• Directions: Copy every line with the string "this" in it.

• Available records:

----

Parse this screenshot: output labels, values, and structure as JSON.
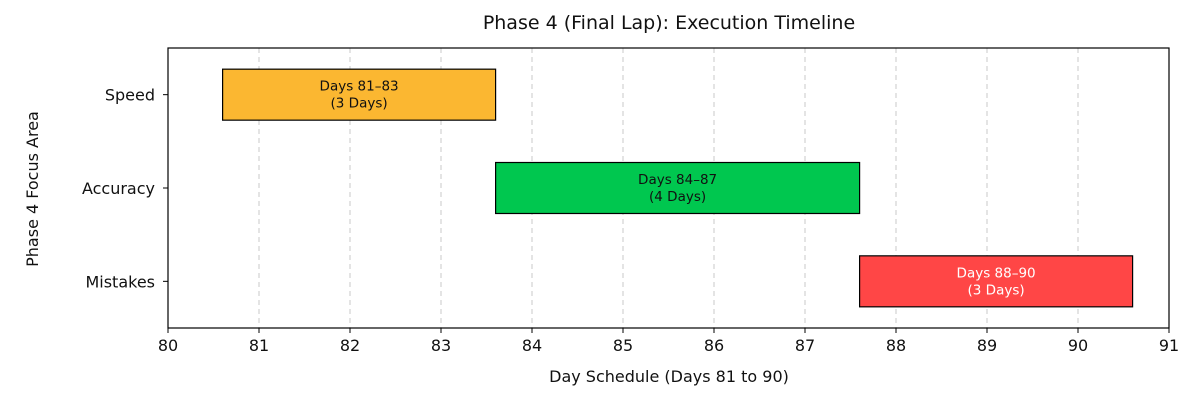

----

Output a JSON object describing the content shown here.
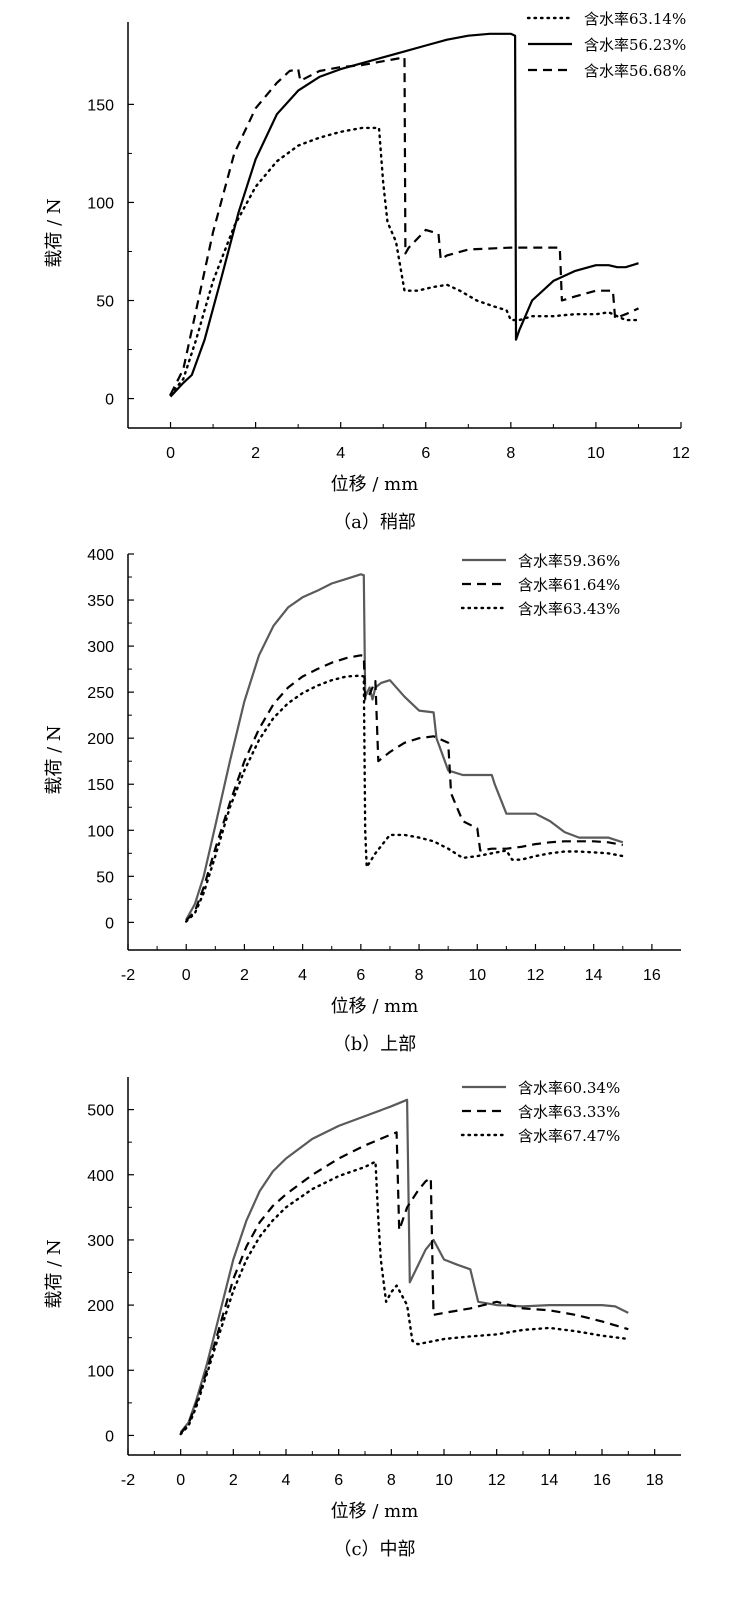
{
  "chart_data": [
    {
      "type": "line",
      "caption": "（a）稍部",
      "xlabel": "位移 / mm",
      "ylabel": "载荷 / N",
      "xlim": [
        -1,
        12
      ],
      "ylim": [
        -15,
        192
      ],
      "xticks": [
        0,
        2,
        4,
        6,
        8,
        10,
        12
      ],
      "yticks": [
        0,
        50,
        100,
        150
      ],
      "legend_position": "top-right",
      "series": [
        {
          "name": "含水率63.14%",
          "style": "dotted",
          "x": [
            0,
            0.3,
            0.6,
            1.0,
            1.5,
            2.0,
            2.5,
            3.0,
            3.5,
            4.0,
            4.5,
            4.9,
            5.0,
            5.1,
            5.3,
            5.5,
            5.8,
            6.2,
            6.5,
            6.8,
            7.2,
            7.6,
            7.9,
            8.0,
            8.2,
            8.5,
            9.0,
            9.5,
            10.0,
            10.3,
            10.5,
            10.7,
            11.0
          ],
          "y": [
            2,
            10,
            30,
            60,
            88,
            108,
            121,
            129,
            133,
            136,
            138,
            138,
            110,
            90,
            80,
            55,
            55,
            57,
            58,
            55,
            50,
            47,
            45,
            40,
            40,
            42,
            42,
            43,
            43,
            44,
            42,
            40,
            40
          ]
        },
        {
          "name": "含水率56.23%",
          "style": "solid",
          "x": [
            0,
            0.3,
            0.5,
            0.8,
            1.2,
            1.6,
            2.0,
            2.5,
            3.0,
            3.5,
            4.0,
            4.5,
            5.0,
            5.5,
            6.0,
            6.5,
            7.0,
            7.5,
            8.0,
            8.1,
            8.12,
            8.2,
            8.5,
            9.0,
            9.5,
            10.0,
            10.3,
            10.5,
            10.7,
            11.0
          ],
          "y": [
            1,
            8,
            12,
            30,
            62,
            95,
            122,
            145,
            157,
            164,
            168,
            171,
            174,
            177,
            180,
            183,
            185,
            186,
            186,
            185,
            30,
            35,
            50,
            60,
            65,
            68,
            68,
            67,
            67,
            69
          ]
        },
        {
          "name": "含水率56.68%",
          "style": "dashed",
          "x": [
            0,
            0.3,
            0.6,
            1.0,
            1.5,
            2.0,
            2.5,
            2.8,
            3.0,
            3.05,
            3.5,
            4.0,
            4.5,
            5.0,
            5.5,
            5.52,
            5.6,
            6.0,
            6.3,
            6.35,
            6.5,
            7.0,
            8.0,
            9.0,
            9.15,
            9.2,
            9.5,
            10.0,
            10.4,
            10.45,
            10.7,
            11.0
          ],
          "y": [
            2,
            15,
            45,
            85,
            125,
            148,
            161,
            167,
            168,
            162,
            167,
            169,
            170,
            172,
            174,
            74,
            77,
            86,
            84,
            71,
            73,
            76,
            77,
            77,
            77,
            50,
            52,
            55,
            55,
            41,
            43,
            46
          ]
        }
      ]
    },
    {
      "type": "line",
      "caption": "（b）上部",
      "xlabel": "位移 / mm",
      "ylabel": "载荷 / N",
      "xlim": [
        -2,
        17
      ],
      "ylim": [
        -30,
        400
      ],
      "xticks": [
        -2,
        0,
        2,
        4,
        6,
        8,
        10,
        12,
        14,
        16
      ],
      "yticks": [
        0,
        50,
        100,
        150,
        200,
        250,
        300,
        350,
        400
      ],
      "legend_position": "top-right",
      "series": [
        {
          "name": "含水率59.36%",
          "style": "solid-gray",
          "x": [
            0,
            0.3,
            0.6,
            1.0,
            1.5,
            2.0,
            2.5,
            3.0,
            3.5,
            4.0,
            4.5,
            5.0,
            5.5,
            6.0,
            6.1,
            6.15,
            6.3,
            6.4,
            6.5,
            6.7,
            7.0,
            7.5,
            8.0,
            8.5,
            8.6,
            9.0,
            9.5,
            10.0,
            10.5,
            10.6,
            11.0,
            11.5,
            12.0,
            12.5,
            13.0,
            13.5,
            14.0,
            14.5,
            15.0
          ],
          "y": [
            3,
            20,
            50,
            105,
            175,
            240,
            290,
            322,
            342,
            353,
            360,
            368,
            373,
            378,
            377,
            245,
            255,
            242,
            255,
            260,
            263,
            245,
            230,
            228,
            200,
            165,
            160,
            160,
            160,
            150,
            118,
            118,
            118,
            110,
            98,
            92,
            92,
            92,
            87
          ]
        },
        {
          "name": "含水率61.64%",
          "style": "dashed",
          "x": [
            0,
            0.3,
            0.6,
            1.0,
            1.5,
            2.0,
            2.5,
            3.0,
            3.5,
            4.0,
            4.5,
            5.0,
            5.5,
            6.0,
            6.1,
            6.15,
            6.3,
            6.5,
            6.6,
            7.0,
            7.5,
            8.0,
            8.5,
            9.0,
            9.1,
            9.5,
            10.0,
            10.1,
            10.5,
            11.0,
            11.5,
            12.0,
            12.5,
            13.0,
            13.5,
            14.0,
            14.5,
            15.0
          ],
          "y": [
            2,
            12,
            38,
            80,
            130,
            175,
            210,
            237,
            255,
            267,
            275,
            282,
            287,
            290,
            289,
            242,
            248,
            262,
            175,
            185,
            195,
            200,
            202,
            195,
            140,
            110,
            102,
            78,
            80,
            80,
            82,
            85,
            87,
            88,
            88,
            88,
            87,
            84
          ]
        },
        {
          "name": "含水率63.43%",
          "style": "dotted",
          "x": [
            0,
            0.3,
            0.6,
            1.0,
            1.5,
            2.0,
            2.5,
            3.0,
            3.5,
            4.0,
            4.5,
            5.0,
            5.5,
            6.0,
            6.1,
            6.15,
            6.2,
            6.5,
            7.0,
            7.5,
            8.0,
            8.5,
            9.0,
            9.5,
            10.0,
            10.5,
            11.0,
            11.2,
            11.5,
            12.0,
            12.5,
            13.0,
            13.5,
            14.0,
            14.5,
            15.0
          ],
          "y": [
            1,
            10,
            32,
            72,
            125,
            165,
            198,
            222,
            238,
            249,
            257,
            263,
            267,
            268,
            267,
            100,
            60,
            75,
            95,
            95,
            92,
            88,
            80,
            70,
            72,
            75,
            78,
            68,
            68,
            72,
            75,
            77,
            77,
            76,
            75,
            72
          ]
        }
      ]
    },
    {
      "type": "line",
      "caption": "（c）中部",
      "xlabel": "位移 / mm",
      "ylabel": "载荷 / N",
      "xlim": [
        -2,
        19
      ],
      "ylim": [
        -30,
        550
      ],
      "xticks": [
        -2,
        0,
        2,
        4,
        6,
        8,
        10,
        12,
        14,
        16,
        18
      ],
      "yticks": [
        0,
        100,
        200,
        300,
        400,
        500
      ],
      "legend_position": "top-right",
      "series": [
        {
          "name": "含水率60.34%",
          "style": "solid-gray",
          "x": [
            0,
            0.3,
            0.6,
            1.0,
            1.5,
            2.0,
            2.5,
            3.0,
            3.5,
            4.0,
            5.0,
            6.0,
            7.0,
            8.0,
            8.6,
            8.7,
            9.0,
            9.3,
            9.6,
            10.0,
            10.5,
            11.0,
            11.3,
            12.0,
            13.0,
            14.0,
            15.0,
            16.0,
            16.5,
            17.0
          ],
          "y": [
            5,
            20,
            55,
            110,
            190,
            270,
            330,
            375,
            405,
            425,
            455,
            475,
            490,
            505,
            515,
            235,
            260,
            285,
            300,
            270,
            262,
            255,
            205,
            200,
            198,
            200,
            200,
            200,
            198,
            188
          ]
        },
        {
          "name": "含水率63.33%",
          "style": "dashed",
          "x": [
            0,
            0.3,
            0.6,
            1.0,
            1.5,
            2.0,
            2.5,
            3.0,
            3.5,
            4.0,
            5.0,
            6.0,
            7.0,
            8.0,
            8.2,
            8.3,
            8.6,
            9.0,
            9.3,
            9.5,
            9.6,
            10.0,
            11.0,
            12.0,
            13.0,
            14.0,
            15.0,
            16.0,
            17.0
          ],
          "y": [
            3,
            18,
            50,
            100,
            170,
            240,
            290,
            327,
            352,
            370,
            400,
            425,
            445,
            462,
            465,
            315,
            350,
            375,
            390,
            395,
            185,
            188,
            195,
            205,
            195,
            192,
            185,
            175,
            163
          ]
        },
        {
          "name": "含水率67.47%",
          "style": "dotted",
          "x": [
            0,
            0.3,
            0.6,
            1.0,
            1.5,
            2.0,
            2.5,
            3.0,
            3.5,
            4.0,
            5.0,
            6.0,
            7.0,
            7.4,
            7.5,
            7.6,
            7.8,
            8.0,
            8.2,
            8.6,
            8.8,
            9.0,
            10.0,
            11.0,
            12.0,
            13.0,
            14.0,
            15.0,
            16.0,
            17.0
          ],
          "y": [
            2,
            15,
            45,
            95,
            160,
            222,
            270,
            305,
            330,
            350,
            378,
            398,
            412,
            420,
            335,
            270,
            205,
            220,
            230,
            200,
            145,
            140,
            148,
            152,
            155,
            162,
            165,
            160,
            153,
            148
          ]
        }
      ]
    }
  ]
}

----

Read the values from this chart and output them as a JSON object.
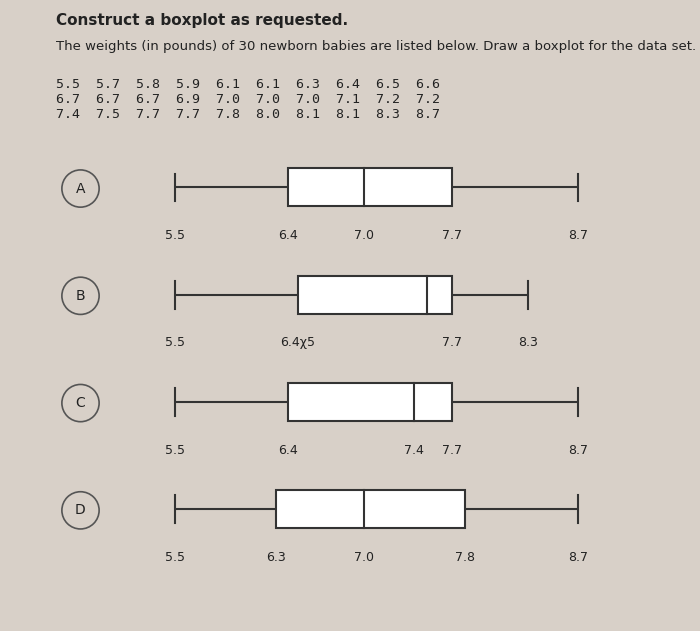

----

• Right answer:
Parse this screenshot: output labels, values, and structure as JSON.
Read the values from this chart and output them as a JSON object.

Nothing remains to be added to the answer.